(Data records)
——————

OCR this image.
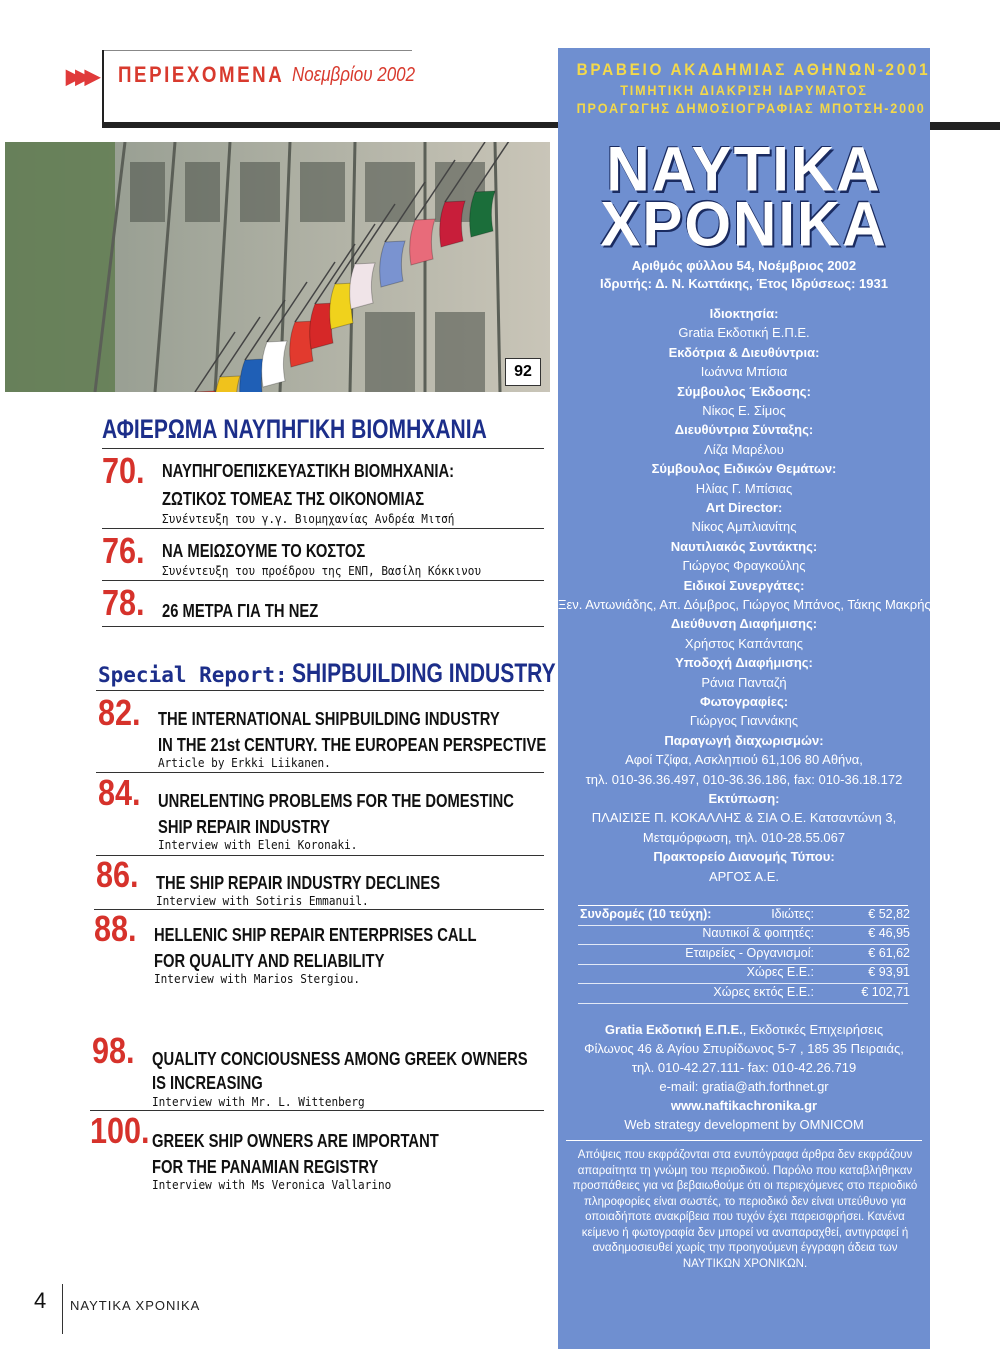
▶▶▶ ΠΕΡΙΕΧΟΜΕΝΑ Νοεμβρίου 2002
92
ΑΦΙΕΡΩΜΑ ΝΑΥΠΗΓΙΚΗ ΒΙΟΜΗΧΑΝΙΑ
70. ΝΑΥΠΗΓΟΕΠΙΣΚΕΥΑΣΤΙΚΗ ΒΙΟΜΗΧΑΝΙΑ:
ΖΩΤΙΚΟΣ ΤΟΜΕΑΣ ΤΗΣ ΟΙΚΟΝΟΜΙΑΣ
Συνέντευξη του γ.γ. Βιομηχανίας Ανδρέα Μιτσή
76. ΝΑ ΜΕΙΩΣΟΥΜΕ ΤΟ ΚΟΣΤΟΣ
Συνέντευξη του προέδρου της ΕΝΠ, Βασίλη Κόκκινου
78. 26 ΜΕΤΡΑ ΓΙΑ ΤΗ ΝΕΖ
Special Report: SHIPBUILDING INDUSTRY
82. THE INTERNATIONAL SHIPBUILDING INDUSTRY
IN THE 21st CENTURY. THE EUROPEAN PERSPECTIVE
Article by Erkki Liikanen.
84. UNRELENTING PROBLEMS FOR THE DOMESTINC
SHIP REPAIR INDUSTRY
Interview with Eleni Koronaki.
86. THE SHIP REPAIR INDUSTRY DECLINES
Interview with Sotiris Emmanuil.
88. HELLENIC SHIP REPAIR ENTERPRISES CALL
FOR QUALITY AND RELIABILITY
Interview with Marios Stergiou.
98. QUALITY CONCIOUSNESS AMONG GREEK OWNERS
IS INCREASING
Interview with Mr. L. Wittenberg
100. GREEK SHIP OWNERS ARE IMPORTANT
FOR THE PANAMIAN REGISTRY
Interview with Ms Veronica Vallarino
ΒΡΑΒΕΙΟ ΑΚΑΔΗΜΙΑΣ ΑΘΗΝΩΝ-2001
ΤΙΜΗΤΙΚΗ ΔΙΑΚΡΙΣΗ ΙΔΡΥΜΑΤΟΣ
ΠΡΟΑΓΩΓΗΣ ΔΗΜΟΣΙΟΓΡΑΦΙΑΣ ΜΠΟΤΣΗ-2000
ΝΑΥΤΙΚΑ
ΧΡΟΝΙΚΑ
Αριθμός φύλλου 54, Νοέμβριος 2002
Ιδρυτής: Δ. Ν. Κωττάκης, Έτος Ιδρύσεως: 1931
Ιδιοκτησία:
Gratia Εκδοτική Ε.Π.Ε.
Εκδότρια & Διευθύντρια:
Ιωάννα Μπίσια
Σύμβουλος Έκδοσης:
Νίκος Ε. Σίμος
Διευθύντρια Σύνταξης:
Λίζα Μαρέλου
Σύμβουλος Ειδικών Θεμάτων:
Ηλίας Γ. Μπίσιας
Art Director:
Νίκος Αμπλιανίτης
Ναυτιλιακός Συντάκτης:
Γιώργος Φραγκούλης
Ειδικοί Συνεργάτες:
Ξεν. Αντωνιάδης, Απ. Δόμβρος, Γιώργος Μπάνος, Τάκης Μακρής
Διεύθυνση Διαφήμισης:
Χρήστος Καπάνταης
Υποδοχή Διαφήμισης:
Ράνια Πανταζή
Φωτογραφίες:
Γιώργος Γιαννάκης
Παραγωγή διαχωρισμών:
Αφοί Τζίφα, Ασκληπιού 61,106 80 Αθήνα,
τηλ. 010-36.36.497, 010-36.36.186, fax: 010-36.18.172
Εκτύπωση:
ΠΛΑΙΣΙΣΕ Π. ΚΟΚΑΛΛΗΣ & ΣΙΑ Ο.Ε. Κατσαντώνη 3,
Μεταμόρφωση, τηλ. 010-28.55.067
Πρακτορείο Διανομής Τύπου:
ΑΡΓΟΣ Α.Ε.
Συνδρομές (10 τεύχη):	Ιδιώτες:	€ 52,82
Ναυτικοί & φοιτητές:	€ 46,95
Εταιρείες - Οργανισμοί:	€ 61,62
Χώρες Ε.Ε.:	€ 93,91
Χώρες εκτός Ε.Ε.:	€ 102,71
Gratia Εκδοτική Ε.Π.Ε., Εκδοτικές Επιχειρήσεις
Φίλωνος 46 & Αγίου Σπυρίδωνος 5-7 , 185 35 Πειραιάς,
τηλ. 010-42.27.111- fax: 010-42.26.719
e-mail: gratia@ath.forthnet.gr
www.naftikachronika.gr
Web strategy development by OMNICOM
Απόψεις που εκφράζονται στα ενυπόγραφα άρθρα δεν εκφράζουν απαραίτητα τη γνώμη του περιοδικού. Παρόλο που καταβλήθηκαν προσπάθειες για να βεβαιωθούμε ότι οι περιεχόμενες στο περιοδικό πληροφορίες είναι σωστές, το περιοδικό δεν είναι υπεύθυνο για οποιαδήποτε ανακρίβεια που τυχόν έχει παρεισφρήσει. Κανένα κείμενο ή φωτογραφία δεν μπορεί να αναπαραχθεί, αντιγραφεί ή αναδημοσιευθεί χωρίς την προηγούμενη έγγραφη άδεια των ΝΑΥΤΙΚΩΝ ΧΡΟΝΙΚΩΝ.
4 ΝΑΥΤΙΚΑ ΧΡΟΝΙΚΑ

——————

### TASK REQUIREMENTS
Lines of the material that contain the word "SHIPBUILDING" are to be gathered.

### SOLUTION TO THIS TASK
Special Report: SHIPBUILDING INDUSTRY
82. THE INTERNATIONAL SHIPBUILDING INDUSTRY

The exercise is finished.